## Entries

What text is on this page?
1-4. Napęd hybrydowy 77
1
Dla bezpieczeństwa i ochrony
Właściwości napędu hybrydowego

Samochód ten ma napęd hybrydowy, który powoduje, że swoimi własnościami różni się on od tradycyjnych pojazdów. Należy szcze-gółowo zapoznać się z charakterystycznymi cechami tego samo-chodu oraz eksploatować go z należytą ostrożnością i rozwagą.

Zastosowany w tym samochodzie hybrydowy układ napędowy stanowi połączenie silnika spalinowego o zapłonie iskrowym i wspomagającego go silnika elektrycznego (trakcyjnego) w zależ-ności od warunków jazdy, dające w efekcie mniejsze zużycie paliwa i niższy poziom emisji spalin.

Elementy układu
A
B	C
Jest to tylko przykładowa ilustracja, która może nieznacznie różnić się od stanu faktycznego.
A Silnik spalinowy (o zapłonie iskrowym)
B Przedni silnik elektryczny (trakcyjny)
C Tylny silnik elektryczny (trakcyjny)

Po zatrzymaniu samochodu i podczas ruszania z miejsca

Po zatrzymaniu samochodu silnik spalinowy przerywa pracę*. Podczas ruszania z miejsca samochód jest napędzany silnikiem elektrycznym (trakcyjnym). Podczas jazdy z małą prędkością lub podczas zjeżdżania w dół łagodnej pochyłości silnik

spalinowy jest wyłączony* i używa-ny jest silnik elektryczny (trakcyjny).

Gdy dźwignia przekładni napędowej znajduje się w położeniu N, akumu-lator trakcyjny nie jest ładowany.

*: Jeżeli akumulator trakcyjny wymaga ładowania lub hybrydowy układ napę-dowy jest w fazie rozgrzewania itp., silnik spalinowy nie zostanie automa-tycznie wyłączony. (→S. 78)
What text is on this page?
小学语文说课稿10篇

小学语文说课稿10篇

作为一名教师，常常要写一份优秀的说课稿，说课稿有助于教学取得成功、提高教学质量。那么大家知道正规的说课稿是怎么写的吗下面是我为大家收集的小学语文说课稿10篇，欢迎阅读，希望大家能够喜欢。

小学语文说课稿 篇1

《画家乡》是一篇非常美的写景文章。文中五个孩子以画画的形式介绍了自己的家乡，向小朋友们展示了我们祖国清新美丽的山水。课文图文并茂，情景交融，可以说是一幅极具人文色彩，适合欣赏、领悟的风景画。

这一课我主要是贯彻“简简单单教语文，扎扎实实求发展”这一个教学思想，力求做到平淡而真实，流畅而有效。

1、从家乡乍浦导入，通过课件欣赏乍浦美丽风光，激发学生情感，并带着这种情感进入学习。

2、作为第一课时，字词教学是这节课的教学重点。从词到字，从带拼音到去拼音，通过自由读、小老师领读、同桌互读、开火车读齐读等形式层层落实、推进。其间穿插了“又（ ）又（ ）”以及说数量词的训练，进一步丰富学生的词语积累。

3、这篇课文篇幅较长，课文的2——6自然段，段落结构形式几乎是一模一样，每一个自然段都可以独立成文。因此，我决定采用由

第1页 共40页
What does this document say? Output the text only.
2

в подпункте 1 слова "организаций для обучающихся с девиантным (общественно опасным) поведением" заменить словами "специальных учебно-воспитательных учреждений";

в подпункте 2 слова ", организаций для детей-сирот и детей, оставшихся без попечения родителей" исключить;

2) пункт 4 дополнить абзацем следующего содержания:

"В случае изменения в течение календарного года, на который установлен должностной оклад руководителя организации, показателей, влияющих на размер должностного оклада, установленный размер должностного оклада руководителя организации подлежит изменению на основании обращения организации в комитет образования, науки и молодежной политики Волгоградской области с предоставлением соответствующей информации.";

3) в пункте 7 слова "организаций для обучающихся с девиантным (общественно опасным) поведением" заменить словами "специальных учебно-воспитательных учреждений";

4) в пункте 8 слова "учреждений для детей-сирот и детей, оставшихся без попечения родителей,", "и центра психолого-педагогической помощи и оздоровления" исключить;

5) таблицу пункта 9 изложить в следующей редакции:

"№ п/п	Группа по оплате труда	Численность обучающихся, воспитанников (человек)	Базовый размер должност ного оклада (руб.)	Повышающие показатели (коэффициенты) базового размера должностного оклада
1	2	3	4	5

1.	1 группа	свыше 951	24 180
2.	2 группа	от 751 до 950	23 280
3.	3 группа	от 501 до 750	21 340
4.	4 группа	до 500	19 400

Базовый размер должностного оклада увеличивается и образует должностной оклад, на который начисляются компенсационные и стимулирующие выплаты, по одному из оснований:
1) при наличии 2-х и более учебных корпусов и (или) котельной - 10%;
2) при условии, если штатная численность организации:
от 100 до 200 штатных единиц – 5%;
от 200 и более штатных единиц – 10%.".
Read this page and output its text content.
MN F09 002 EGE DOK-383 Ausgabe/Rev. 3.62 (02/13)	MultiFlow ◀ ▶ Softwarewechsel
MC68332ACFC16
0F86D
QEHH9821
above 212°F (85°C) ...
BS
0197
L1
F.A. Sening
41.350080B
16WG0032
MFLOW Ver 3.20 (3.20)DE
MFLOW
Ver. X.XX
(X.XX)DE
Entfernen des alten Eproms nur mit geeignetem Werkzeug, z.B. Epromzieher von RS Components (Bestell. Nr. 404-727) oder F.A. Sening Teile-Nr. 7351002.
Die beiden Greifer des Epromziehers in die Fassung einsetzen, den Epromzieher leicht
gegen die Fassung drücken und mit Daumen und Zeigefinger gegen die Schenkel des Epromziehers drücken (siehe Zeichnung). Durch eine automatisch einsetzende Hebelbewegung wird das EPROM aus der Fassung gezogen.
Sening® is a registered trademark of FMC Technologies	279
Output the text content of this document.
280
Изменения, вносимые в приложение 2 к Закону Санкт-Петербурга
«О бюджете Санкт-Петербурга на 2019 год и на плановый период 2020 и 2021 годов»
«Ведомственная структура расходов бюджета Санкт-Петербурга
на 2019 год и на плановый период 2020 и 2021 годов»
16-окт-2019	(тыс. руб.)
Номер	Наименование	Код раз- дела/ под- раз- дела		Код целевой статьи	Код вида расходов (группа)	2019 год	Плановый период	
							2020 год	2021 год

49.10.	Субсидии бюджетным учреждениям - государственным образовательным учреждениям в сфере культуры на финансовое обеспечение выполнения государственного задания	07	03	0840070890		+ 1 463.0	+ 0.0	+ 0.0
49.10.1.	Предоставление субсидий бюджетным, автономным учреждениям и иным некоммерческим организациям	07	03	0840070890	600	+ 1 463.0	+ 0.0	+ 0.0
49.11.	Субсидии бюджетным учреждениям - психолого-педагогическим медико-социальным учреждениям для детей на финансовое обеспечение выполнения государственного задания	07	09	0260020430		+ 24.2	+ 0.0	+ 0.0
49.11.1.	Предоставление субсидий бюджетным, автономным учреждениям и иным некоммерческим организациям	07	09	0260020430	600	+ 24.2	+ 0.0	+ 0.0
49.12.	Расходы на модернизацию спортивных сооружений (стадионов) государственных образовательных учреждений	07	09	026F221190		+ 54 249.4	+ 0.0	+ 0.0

## Exercise prompt
Repeat every line of the data, exactly and in full.

## Task answer
What text is on this page?
1-4. Napęd hybrydowy 77
1
Dla bezpieczeństwa i ochrony
Właściwości napędu hybrydowego

Samochód ten ma napęd hybrydowy, który powoduje, że swoimi własnościami różni się on od tradycyjnych pojazdów. Należy szcze-gółowo zapoznać się z charakterystycznymi cechami tego samo-chodu oraz eksploatować go z należytą ostrożnością i rozwagą.

Zastosowany w tym samochodzie hybrydowy układ napędowy stanowi połączenie silnika spalinowego o zapłonie iskrowym i wspomagającego go silnika elektrycznego (trakcyjnego) w zależ-ności od warunków jazdy, dające w efekcie mniejsze zużycie paliwa i niższy poziom emisji spalin.

Elementy układu
A
B	C
Jest to tylko przykładowa ilustracja, która może nieznacznie różnić się od stanu faktycznego.
A Silnik spalinowy (o zapłonie iskrowym)
B Przedni silnik elektryczny (trakcyjny)
C Tylny silnik elektryczny (trakcyjny)

Po zatrzymaniu samochodu i podczas ruszania z miejsca

Po zatrzymaniu samochodu silnik spalinowy przerywa pracę*. Podczas ruszania z miejsca samochód jest napędzany silnikiem elektrycznym (trakcyjnym). Podczas jazdy z małą prędkością lub podczas zjeżdżania w dół łagodnej pochyłości silnik

spalinowy jest wyłączony* i używa-ny jest silnik elektryczny (trakcyjny).

Gdy dźwignia przekładni napędowej znajduje się w położeniu N, akumu-lator trakcyjny nie jest ładowany.

*: Jeżeli akumulator trakcyjny wymaga ładowania lub hybrydowy układ napę-dowy jest w fazie rozgrzewania itp., silnik spalinowy nie zostanie automa-tycznie wyłączony. (→S. 78)
What text is on this page?
小学语文说课稿10篇

小学语文说课稿10篇

作为一名教师，常常要写一份优秀的说课稿，说课稿有助于教学取得成功、提高教学质量。那么大家知道正规的说课稿是怎么写的吗下面是我为大家收集的小学语文说课稿10篇，欢迎阅读，希望大家能够喜欢。

小学语文说课稿 篇1

《画家乡》是一篇非常美的写景文章。文中五个孩子以画画的形式介绍了自己的家乡，向小朋友们展示了我们祖国清新美丽的山水。课文图文并茂，情景交融，可以说是一幅极具人文色彩，适合欣赏、领悟的风景画。

这一课我主要是贯彻“简简单单教语文，扎扎实实求发展”这一个教学思想，力求做到平淡而真实，流畅而有效。

1、从家乡乍浦导入，通过课件欣赏乍浦美丽风光，激发学生情感，并带着这种情感进入学习。

2、作为第一课时，字词教学是这节课的教学重点。从词到字，从带拼音到去拼音，通过自由读、小老师领读、同桌互读、开火车读齐读等形式层层落实、推进。其间穿插了“又（ ）又（ ）”以及说数量词的训练，进一步丰富学生的词语积累。

3、这篇课文篇幅较长，课文的2——6自然段，段落结构形式几乎是一模一样，每一个自然段都可以独立成文。因此，我决定采用由

第1页 共40页
What does this document say? Output the text only.
2

в подпункте 1 слова "организаций для обучающихся с девиантным (общественно опасным) поведением" заменить словами "специальных учебно-воспитательных учреждений";

в подпункте 2 слова ", организаций для детей-сирот и детей, оставшихся без попечения родителей" исключить;

2) пункт 4 дополнить абзацем следующего содержания:

"В случае изменения в течение календарного года, на который установлен должностной оклад руководителя организации, показателей, влияющих на размер должностного оклада, установленный размер должностного оклада руководителя организации подлежит изменению на основании обращения организации в комитет образования, науки и молодежной политики Волгоградской области с предоставлением соответствующей информации.";

3) в пункте 7 слова "организаций для обучающихся с девиантным (общественно опасным) поведением" заменить словами "специальных учебно-воспитательных учреждений";

4) в пункте 8 слова "учреждений для детей-сирот и детей, оставшихся без попечения родителей,", "и центра психолого-педагогической помощи и оздоровления" исключить;

5) таблицу пункта 9 изложить в следующей редакции:

"№ п/п	Группа по оплате труда	Численность обучающихся, воспитанников (человек)	Базовый размер должност ного оклада (руб.)	Повышающие показатели (коэффициенты) базового размера должностного оклада
1	2	3	4	5

1.	1 группа	свыше 951	24 180
2.	2 группа	от 751 до 950	23 280
3.	3 группа	от 501 до 750	21 340
4.	4 группа	до 500	19 400

Базовый размер должностного оклада увеличивается и образует должностной оклад, на который начисляются компенсационные и стимулирующие выплаты, по одному из оснований:
1) при наличии 2-х и более учебных корпусов и (или) котельной - 10%;
2) при условии, если штатная численность организации:
от 100 до 200 штатных единиц – 5%;
от 200 и более штатных единиц – 10%.".
Read this page and output its text content.
MN F09 002 EGE DOK-383 Ausgabe/Rev. 3.62 (02/13)	MultiFlow ◀ ▶ Softwarewechsel
MC68332ACFC16
0F86D
QEHH9821
above 212°F (85°C) ...
BS
0197
L1
F.A. Sening
41.350080B
16WG0032
MFLOW Ver 3.20 (3.20)DE
MFLOW
Ver. X.XX
(X.XX)DE
Entfernen des alten Eproms nur mit geeignetem Werkzeug, z.B. Epromzieher von RS Components (Bestell. Nr. 404-727) oder F.A. Sening Teile-Nr. 7351002.
Die beiden Greifer des Epromziehers in die Fassung einsetzen, den Epromzieher leicht
gegen die Fassung drücken und mit Daumen und Zeigefinger gegen die Schenkel des Epromziehers drücken (siehe Zeichnung). Durch eine automatisch einsetzende Hebelbewegung wird das EPROM aus der Fassung gezogen.
Sening® is a registered trademark of FMC Technologies	279
Output the text content of this document.
280
Изменения, вносимые в приложение 2 к Закону Санкт-Петербурга
«О бюджете Санкт-Петербурга на 2019 год и на плановый период 2020 и 2021 годов»
«Ведомственная структура расходов бюджета Санкт-Петербурга
на 2019 год и на плановый период 2020 и 2021 годов»
16-окт-2019	(тыс. руб.)
Номер	Наименование	Код раз- дела/ под- раз- дела		Код целевой статьи	Код вида расходов (группа)	2019 год	Плановый период	
							2020 год	2021 год

49.10.	Субсидии бюджетным учреждениям - государственным образовательным учреждениям в сфере культуры на финансовое обеспечение выполнения государственного задания	07	03	0840070890		+ 1 463.0	+ 0.0	+ 0.0
49.10.1.	Предоставление субсидий бюджетным, автономным учреждениям и иным некоммерческим организациям	07	03	0840070890	600	+ 1 463.0	+ 0.0	+ 0.0
49.11.	Субсидии бюджетным учреждениям - психолого-педагогическим медико-социальным учреждениям для детей на финансовое обеспечение выполнения государственного задания	07	09	0260020430		+ 24.2	+ 0.0	+ 0.0
49.11.1.	Предоставление субсидий бюджетным, автономным учреждениям и иным некоммерческим организациям	07	09	0260020430	600	+ 24.2	+ 0.0	+ 0.0
49.12.	Расходы на модернизацию спортивных сооружений (стадионов) государственных образовательных учреждений	07	09	026F221190		+ 54 249.4	+ 0.0	+ 0.0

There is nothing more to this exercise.